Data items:

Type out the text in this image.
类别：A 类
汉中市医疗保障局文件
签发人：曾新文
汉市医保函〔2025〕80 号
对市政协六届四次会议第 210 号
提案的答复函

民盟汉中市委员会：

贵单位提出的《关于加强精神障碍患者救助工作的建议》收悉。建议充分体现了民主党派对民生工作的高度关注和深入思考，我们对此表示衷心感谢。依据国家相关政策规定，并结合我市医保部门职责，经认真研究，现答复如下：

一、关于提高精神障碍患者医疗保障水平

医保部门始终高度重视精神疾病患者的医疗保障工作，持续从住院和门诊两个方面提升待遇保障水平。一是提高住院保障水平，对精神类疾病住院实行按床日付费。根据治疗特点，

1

● AIM: Your task is to quote the listing above word for word.

● SOLUTION FOR THIS EXERCISE:
Type out the text in this image.
类别：A 类
汉中市医疗保障局文件
签发人：曾新文
汉市医保函〔2025〕80 号
对市政协六届四次会议第 210 号
提案的答复函

民盟汉中市委员会：

贵单位提出的《关于加强精神障碍患者救助工作的建议》收悉。建议充分体现了民主党派对民生工作的高度关注和深入思考，我们对此表示衷心感谢。依据国家相关政策规定，并结合我市医保部门职责，经认真研究，现答复如下：

一、关于提高精神障碍患者医疗保障水平

医保部门始终高度重视精神疾病患者的医疗保障工作，持续从住院和门诊两个方面提升待遇保障水平。一是提高住院保障水平，对精神类疾病住院实行按床日付费。根据治疗特点，

1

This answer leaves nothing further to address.